[START OF Provided material]
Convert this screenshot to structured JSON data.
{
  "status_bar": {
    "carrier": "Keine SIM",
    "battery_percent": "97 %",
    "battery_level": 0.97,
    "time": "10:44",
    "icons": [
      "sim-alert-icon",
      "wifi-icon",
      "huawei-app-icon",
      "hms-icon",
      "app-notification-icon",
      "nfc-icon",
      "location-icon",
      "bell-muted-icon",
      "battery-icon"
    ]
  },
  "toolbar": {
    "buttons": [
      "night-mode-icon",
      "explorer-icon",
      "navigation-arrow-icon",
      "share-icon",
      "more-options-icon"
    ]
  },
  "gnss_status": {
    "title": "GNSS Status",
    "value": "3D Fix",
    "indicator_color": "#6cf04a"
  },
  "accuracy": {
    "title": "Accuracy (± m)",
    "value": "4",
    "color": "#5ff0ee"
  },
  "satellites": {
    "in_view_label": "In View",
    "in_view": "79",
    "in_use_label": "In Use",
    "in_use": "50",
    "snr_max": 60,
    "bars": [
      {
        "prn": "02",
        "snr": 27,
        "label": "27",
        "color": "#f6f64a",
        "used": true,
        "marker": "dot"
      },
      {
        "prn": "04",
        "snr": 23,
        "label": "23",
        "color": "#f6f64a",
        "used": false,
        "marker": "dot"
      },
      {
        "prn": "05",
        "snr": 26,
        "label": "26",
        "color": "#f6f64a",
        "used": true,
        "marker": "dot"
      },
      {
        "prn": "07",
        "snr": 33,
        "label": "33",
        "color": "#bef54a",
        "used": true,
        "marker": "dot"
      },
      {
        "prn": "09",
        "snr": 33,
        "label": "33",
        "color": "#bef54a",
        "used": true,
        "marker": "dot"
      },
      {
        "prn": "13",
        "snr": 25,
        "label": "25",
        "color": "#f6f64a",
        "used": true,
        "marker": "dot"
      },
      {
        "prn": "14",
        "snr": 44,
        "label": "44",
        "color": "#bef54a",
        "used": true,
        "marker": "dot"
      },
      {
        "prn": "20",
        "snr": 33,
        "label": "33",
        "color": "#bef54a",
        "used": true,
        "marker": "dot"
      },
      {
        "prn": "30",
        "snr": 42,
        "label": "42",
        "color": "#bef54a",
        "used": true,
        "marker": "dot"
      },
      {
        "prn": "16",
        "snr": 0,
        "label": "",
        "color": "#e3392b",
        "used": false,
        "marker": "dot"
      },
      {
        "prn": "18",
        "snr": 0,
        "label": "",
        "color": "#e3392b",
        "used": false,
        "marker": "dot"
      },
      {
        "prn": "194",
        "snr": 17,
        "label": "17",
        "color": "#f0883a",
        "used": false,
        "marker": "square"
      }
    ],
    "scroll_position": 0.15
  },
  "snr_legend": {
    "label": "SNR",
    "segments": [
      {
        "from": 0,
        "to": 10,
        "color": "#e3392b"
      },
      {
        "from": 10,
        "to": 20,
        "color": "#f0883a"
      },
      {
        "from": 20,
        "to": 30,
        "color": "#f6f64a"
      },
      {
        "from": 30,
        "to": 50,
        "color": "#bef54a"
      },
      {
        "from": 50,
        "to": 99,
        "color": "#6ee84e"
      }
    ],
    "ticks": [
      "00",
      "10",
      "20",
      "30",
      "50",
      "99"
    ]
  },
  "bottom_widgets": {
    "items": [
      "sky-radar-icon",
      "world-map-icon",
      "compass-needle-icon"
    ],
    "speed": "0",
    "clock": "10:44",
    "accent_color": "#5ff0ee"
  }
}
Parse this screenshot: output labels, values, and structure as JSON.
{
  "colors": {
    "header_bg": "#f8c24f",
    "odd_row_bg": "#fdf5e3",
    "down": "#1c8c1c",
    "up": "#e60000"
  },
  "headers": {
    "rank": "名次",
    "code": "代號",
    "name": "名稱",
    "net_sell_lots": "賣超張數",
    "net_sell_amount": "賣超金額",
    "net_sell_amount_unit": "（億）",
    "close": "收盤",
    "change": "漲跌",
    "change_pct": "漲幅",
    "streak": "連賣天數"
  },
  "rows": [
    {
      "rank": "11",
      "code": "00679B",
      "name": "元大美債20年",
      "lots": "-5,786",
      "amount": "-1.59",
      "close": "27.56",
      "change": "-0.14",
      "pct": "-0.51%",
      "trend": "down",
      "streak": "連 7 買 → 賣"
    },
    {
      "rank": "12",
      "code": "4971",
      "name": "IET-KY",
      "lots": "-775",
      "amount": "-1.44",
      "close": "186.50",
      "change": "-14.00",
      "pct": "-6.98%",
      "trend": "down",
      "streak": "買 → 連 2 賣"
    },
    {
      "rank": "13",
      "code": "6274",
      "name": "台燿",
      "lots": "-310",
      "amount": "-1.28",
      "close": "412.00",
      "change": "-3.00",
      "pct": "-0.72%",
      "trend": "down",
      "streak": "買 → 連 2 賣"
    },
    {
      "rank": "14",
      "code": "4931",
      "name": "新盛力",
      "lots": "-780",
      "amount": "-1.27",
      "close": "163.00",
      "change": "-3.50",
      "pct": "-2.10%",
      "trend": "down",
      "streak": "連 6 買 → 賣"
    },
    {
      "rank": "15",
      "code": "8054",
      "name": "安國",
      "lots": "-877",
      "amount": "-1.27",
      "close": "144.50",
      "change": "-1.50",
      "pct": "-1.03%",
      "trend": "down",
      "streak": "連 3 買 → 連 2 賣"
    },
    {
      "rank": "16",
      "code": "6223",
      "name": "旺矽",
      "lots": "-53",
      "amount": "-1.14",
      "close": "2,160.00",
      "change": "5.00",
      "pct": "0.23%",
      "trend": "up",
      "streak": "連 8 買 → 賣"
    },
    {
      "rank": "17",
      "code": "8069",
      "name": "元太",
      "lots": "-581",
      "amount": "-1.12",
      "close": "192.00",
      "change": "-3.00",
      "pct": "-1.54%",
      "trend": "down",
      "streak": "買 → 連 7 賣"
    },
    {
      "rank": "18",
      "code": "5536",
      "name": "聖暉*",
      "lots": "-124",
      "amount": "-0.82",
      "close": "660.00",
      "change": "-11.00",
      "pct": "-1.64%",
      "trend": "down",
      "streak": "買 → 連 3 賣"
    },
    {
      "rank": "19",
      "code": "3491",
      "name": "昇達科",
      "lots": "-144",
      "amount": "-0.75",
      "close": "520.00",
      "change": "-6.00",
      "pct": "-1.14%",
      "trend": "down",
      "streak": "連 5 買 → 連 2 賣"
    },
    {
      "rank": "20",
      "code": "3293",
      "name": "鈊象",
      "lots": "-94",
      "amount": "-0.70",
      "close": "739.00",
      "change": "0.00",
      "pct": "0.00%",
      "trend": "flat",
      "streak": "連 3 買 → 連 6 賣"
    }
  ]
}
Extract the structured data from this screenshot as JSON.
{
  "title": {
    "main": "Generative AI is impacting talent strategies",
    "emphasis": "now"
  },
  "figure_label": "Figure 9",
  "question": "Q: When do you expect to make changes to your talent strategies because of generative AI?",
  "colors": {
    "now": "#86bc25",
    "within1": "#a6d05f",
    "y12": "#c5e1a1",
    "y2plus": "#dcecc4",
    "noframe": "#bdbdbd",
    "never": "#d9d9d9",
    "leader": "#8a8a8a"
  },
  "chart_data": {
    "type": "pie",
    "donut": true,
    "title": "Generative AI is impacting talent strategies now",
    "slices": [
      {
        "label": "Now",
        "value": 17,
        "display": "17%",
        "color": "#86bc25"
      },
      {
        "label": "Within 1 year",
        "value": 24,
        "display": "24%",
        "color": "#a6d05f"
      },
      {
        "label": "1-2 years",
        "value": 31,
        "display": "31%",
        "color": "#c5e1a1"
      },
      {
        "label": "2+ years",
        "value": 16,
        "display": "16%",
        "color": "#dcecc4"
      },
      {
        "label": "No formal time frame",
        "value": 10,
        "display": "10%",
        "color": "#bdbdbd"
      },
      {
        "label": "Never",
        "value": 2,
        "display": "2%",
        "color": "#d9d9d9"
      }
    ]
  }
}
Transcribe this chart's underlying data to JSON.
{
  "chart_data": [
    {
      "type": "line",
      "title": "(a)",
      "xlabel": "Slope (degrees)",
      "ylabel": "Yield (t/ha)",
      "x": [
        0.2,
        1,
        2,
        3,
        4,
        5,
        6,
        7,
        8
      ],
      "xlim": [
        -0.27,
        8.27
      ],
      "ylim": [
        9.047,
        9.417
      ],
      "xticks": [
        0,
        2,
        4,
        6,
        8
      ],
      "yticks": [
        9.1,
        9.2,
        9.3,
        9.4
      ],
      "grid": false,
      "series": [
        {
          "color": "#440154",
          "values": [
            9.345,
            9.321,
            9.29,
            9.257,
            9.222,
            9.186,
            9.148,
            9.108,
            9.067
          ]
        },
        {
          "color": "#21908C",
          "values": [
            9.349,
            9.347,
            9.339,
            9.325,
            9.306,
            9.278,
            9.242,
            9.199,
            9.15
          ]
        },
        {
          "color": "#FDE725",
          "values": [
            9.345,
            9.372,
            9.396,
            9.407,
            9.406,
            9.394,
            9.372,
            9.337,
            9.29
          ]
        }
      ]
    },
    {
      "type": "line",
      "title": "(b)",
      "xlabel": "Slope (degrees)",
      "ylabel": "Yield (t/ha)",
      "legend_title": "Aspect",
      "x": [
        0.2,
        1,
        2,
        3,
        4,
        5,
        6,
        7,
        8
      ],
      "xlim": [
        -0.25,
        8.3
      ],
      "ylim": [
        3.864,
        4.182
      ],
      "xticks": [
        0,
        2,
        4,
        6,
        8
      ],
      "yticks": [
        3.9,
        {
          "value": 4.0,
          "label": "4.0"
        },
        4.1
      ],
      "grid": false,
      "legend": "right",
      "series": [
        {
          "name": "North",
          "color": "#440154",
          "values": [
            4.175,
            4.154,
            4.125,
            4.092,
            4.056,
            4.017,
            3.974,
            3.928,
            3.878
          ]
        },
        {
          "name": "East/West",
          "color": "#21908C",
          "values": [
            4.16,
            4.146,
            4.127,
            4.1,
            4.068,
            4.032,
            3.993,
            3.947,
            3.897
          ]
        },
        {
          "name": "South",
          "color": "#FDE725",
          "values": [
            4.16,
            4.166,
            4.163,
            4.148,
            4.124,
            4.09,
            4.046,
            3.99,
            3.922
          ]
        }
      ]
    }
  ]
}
[END OF Provided material]
● **Exercise objective**
Go through the data and gather every line that holds "impacting".

● **Right answer**
    "main": "Generative AI is impacting talent strategies",
    "title": "Generative AI is impacting talent strategies now",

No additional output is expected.